PROBLEM TO SOLVE:
Word for word, repeat the entries, minus the pictures.

SOURCE RECORDS:
════

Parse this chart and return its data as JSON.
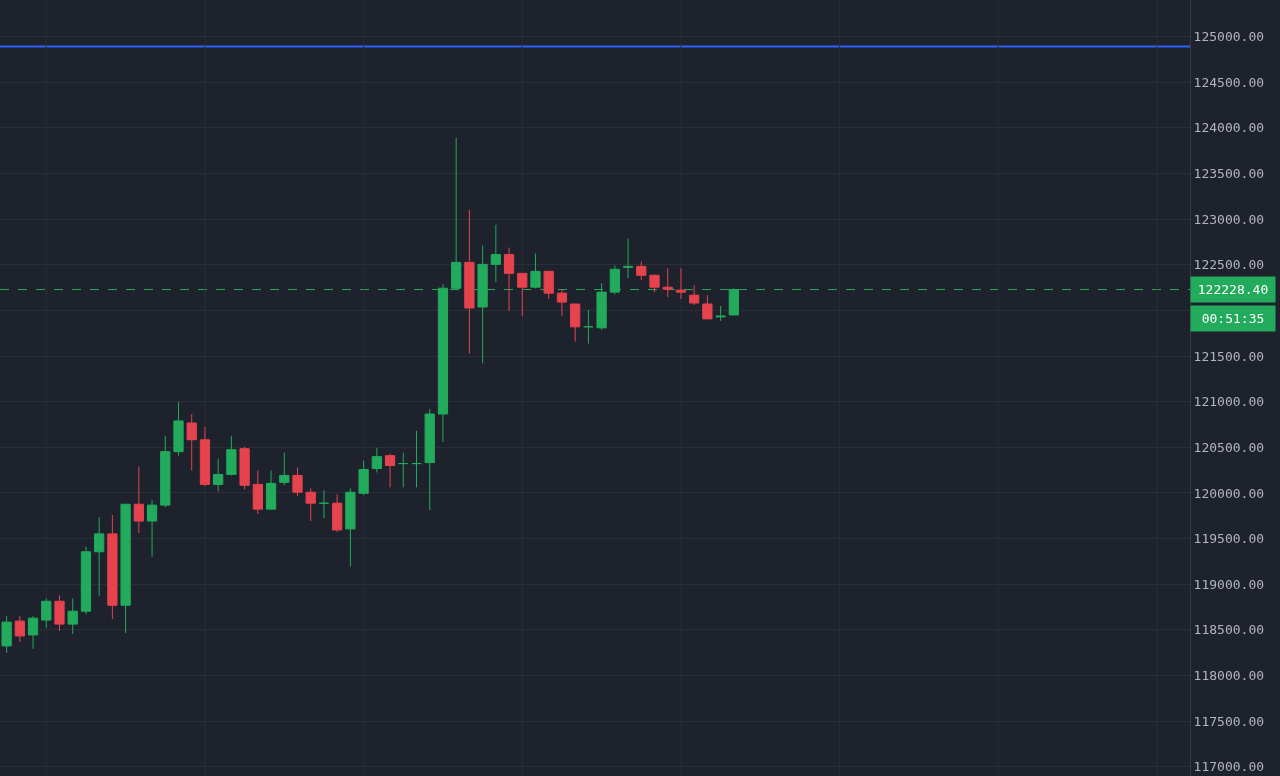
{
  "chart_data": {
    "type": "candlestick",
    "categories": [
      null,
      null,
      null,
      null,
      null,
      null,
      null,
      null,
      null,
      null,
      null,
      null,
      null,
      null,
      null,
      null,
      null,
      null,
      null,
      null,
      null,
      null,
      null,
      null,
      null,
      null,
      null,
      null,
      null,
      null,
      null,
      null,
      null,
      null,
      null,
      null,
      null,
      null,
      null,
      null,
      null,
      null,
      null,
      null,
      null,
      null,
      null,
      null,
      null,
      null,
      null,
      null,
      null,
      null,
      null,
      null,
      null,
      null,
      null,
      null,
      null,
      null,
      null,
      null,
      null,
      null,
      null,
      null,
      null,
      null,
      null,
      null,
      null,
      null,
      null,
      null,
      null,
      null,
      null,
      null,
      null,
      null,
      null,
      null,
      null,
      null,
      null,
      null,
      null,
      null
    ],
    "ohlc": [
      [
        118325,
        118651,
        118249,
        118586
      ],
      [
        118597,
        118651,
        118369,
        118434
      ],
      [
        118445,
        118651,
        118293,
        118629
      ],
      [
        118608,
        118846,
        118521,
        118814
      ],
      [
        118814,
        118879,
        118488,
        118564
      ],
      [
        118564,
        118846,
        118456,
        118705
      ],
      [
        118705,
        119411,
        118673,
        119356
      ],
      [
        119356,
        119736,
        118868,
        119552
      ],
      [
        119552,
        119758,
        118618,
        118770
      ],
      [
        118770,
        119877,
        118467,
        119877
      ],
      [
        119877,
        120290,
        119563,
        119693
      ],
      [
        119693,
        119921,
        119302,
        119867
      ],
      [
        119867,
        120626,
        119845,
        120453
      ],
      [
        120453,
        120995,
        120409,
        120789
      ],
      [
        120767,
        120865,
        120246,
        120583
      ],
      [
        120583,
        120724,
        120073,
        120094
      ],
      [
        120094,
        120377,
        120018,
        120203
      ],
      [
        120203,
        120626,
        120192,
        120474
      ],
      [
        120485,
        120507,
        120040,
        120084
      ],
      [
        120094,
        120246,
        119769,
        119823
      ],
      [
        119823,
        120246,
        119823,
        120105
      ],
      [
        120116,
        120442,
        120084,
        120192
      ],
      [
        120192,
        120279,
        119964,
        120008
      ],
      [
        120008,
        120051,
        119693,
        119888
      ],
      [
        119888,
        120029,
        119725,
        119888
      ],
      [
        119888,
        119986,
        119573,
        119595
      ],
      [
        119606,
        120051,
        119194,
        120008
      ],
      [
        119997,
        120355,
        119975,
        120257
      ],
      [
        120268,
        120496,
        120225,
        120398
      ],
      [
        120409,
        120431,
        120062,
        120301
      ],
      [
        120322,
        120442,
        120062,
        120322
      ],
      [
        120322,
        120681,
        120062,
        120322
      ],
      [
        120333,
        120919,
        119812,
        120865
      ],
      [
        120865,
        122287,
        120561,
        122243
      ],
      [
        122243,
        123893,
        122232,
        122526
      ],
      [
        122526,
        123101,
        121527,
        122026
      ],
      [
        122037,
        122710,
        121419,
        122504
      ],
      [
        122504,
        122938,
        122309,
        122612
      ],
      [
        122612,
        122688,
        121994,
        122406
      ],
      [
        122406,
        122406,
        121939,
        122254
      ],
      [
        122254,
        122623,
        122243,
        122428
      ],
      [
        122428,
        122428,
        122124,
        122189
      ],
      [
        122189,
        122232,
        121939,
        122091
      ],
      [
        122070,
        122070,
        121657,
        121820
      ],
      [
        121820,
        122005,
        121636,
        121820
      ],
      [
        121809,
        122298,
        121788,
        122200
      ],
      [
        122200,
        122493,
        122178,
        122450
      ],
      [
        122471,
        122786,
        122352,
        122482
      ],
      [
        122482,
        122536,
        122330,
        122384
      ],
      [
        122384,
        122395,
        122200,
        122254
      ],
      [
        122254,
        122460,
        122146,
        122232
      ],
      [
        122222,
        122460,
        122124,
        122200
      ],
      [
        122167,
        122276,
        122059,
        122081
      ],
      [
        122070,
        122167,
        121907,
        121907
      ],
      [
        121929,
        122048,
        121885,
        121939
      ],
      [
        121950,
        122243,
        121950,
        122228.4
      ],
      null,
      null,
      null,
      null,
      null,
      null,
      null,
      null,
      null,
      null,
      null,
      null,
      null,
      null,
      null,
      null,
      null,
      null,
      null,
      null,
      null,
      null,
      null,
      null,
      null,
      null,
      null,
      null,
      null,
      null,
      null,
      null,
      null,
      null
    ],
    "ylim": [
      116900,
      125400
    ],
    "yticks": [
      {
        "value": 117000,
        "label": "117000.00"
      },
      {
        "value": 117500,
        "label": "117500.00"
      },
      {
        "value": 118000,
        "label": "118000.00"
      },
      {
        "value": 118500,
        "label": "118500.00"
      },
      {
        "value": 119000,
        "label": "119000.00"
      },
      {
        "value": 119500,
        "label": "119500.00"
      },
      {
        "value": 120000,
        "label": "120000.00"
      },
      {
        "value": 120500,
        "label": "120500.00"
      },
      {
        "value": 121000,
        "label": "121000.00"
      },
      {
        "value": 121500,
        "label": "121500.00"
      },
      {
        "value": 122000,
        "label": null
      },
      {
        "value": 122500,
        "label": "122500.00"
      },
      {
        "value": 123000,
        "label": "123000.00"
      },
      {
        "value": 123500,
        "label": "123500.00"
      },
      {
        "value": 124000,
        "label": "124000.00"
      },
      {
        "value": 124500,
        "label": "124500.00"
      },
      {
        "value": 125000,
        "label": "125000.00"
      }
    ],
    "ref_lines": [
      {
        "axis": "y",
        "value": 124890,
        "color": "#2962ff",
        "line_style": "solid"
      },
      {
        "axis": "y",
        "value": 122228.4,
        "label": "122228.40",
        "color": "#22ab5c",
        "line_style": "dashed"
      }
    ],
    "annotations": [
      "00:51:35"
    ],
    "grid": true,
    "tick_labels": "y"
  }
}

════

RESULT OF THIS TASK:
Parse this chart and return its data as JSON.
{
  "chart_data": {
    "type": "candlestick",
    "categories": [
      null,
      null,
      null,
      null,
      null,
      null,
      null,
      null,
      null,
      null,
      null,
      null,
      null,
      null,
      null,
      null,
      null,
      null,
      null,
      null,
      null,
      null,
      null,
      null,
      null,
      null,
      null,
      null,
      null,
      null,
      null,
      null,
      null,
      null,
      null,
      null,
      null,
      null,
      null,
      null,
      null,
      null,
      null,
      null,
      null,
      null,
      null,
      null,
      null,
      null,
      null,
      null,
      null,
      null,
      null,
      null,
      null,
      null,
      null,
      null,
      null,
      null,
      null,
      null,
      null,
      null,
      null,
      null,
      null,
      null,
      null,
      null,
      null,
      null,
      null,
      null,
      null,
      null,
      null,
      null,
      null,
      null,
      null,
      null,
      null,
      null,
      null,
      null,
      null,
      null
    ],
    "ohlc": [
      [
        118325,
        118651,
        118249,
        118586
      ],
      [
        118597,
        118651,
        118369,
        118434
      ],
      [
        118445,
        118651,
        118293,
        118629
      ],
      [
        118608,
        118846,
        118521,
        118814
      ],
      [
        118814,
        118879,
        118488,
        118564
      ],
      [
        118564,
        118846,
        118456,
        118705
      ],
      [
        118705,
        119411,
        118673,
        119356
      ],
      [
        119356,
        119736,
        118868,
        119552
      ],
      [
        119552,
        119758,
        118618,
        118770
      ],
      [
        118770,
        119877,
        118467,
        119877
      ],
      [
        119877,
        120290,
        119563,
        119693
      ],
      [
        119693,
        119921,
        119302,
        119867
      ],
      [
        119867,
        120626,
        119845,
        120453
      ],
      [
        120453,
        120995,
        120409,
        120789
      ],
      [
        120767,
        120865,
        120246,
        120583
      ],
      [
        120583,
        120724,
        120073,
        120094
      ],
      [
        120094,
        120377,
        120018,
        120203
      ],
      [
        120203,
        120626,
        120192,
        120474
      ],
      [
        120485,
        120507,
        120040,
        120084
      ],
      [
        120094,
        120246,
        119769,
        119823
      ],
      [
        119823,
        120246,
        119823,
        120105
      ],
      [
        120116,
        120442,
        120084,
        120192
      ],
      [
        120192,
        120279,
        119964,
        120008
      ],
      [
        120008,
        120051,
        119693,
        119888
      ],
      [
        119888,
        120029,
        119725,
        119888
      ],
      [
        119888,
        119986,
        119573,
        119595
      ],
      [
        119606,
        120051,
        119194,
        120008
      ],
      [
        119997,
        120355,
        119975,
        120257
      ],
      [
        120268,
        120496,
        120225,
        120398
      ],
      [
        120409,
        120431,
        120062,
        120301
      ],
      [
        120322,
        120442,
        120062,
        120322
      ],
      [
        120322,
        120681,
        120062,
        120322
      ],
      [
        120333,
        120919,
        119812,
        120865
      ],
      [
        120865,
        122287,
        120561,
        122243
      ],
      [
        122243,
        123893,
        122232,
        122526
      ],
      [
        122526,
        123101,
        121527,
        122026
      ],
      [
        122037,
        122710,
        121419,
        122504
      ],
      [
        122504,
        122938,
        122309,
        122612
      ],
      [
        122612,
        122688,
        121994,
        122406
      ],
      [
        122406,
        122406,
        121939,
        122254
      ],
      [
        122254,
        122623,
        122243,
        122428
      ],
      [
        122428,
        122428,
        122124,
        122189
      ],
      [
        122189,
        122232,
        121939,
        122091
      ],
      [
        122070,
        122070,
        121657,
        121820
      ],
      [
        121820,
        122005,
        121636,
        121820
      ],
      [
        121809,
        122298,
        121788,
        122200
      ],
      [
        122200,
        122493,
        122178,
        122450
      ],
      [
        122471,
        122786,
        122352,
        122482
      ],
      [
        122482,
        122536,
        122330,
        122384
      ],
      [
        122384,
        122395,
        122200,
        122254
      ],
      [
        122254,
        122460,
        122146,
        122232
      ],
      [
        122222,
        122460,
        122124,
        122200
      ],
      [
        122167,
        122276,
        122059,
        122081
      ],
      [
        122070,
        122167,
        121907,
        121907
      ],
      [
        121929,
        122048,
        121885,
        121939
      ],
      [
        121950,
        122243,
        121950,
        122228.4
      ],
      null,
      null,
      null,
      null,
      null,
      null,
      null,
      null,
      null,
      null,
      null,
      null,
      null,
      null,
      null,
      null,
      null,
      null,
      null,
      null,
      null,
      null,
      null,
      null,
      null,
      null,
      null,
      null,
      null,
      null,
      null,
      null,
      null,
      null
    ],
    "ylim": [
      116900,
      125400
    ],
    "yticks": [
      {
        "value": 117000,
        "label": "117000.00"
      },
      {
        "value": 117500,
        "label": "117500.00"
      },
      {
        "value": 118000,
        "label": "118000.00"
      },
      {
        "value": 118500,
        "label": "118500.00"
      },
      {
        "value": 119000,
        "label": "119000.00"
      },
      {
        "value": 119500,
        "label": "119500.00"
      },
      {
        "value": 120000,
        "label": "120000.00"
      },
      {
        "value": 120500,
        "label": "120500.00"
      },
      {
        "value": 121000,
        "label": "121000.00"
      },
      {
        "value": 121500,
        "label": "121500.00"
      },
      {
        "value": 122000,
        "label": null
      },
      {
        "value": 122500,
        "label": "122500.00"
      },
      {
        "value": 123000,
        "label": "123000.00"
      },
      {
        "value": 123500,
        "label": "123500.00"
      },
      {
        "value": 124000,
        "label": "124000.00"
      },
      {
        "value": 124500,
        "label": "124500.00"
      },
      {
        "value": 125000,
        "label": "125000.00"
      }
    ],
    "ref_lines": [
      {
        "axis": "y",
        "value": 124890,
        "color": "#2962ff",
        "line_style": "solid"
      },
      {
        "axis": "y",
        "value": 122228.4,
        "label": "122228.40",
        "color": "#22ab5c",
        "line_style": "dashed"
      }
    ],
    "annotations": [
      "00:51:35"
    ],
    "grid": true,
    "tick_labels": "y"
  }
}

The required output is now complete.